──────── Raw records ────────

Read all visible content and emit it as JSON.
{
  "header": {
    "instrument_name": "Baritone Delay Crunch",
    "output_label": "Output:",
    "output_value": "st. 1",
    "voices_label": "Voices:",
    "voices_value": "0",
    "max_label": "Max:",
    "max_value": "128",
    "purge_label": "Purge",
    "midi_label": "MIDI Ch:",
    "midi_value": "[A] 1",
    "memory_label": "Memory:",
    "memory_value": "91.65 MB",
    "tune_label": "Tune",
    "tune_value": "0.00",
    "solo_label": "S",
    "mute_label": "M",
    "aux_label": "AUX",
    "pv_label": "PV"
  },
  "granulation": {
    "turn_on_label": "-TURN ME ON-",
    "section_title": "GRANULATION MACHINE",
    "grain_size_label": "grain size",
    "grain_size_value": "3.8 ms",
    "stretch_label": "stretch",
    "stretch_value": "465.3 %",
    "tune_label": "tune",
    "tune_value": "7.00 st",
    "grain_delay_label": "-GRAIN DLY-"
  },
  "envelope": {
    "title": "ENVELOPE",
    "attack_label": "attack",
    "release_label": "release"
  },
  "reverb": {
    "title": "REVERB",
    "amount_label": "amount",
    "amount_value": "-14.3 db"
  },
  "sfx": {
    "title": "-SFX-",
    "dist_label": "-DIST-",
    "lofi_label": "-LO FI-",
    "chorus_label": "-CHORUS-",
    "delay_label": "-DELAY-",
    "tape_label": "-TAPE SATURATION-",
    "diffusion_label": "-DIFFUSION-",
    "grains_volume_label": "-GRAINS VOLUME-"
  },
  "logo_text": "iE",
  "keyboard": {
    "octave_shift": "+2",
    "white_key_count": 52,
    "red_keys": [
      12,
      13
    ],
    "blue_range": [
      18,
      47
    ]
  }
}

────────

Short problem
Quote the data above in full, changing nothing.

Output of the task
Read all visible content and emit it as JSON.
{
  "header": {
    "instrument_name": "Baritone Delay Crunch",
    "output_label": "Output:",
    "output_value": "st. 1",
    "voices_label": "Voices:",
    "voices_value": "0",
    "max_label": "Max:",
    "max_value": "128",
    "purge_label": "Purge",
    "midi_label": "MIDI Ch:",
    "midi_value": "[A] 1",
    "memory_label": "Memory:",
    "memory_value": "91.65 MB",
    "tune_label": "Tune",
    "tune_value": "0.00",
    "solo_label": "S",
    "mute_label": "M",
    "aux_label": "AUX",
    "pv_label": "PV"
  },
  "granulation": {
    "turn_on_label": "-TURN ME ON-",
    "section_title": "GRANULATION MACHINE",
    "grain_size_label": "grain size",
    "grain_size_value": "3.8 ms",
    "stretch_label": "stretch",
    "stretch_value": "465.3 %",
    "tune_label": "tune",
    "tune_value": "7.00 st",
    "grain_delay_label": "-GRAIN DLY-"
  },
  "envelope": {
    "title": "ENVELOPE",
    "attack_label": "attack",
    "release_label": "release"
  },
  "reverb": {
    "title": "REVERB",
    "amount_label": "amount",
    "amount_value": "-14.3 db"
  },
  "sfx": {
    "title": "-SFX-",
    "dist_label": "-DIST-",
    "lofi_label": "-LO FI-",
    "chorus_label": "-CHORUS-",
    "delay_label": "-DELAY-",
    "tape_label": "-TAPE SATURATION-",
    "diffusion_label": "-DIFFUSION-",
    "grains_volume_label": "-GRAINS VOLUME-"
  },
  "logo_text": "iE",
  "keyboard": {
    "octave_shift": "+2",
    "white_key_count": 52,
    "red_keys": [
      12,
      13
    ],
    "blue_range": [
      18,
      47
    ]
  }
}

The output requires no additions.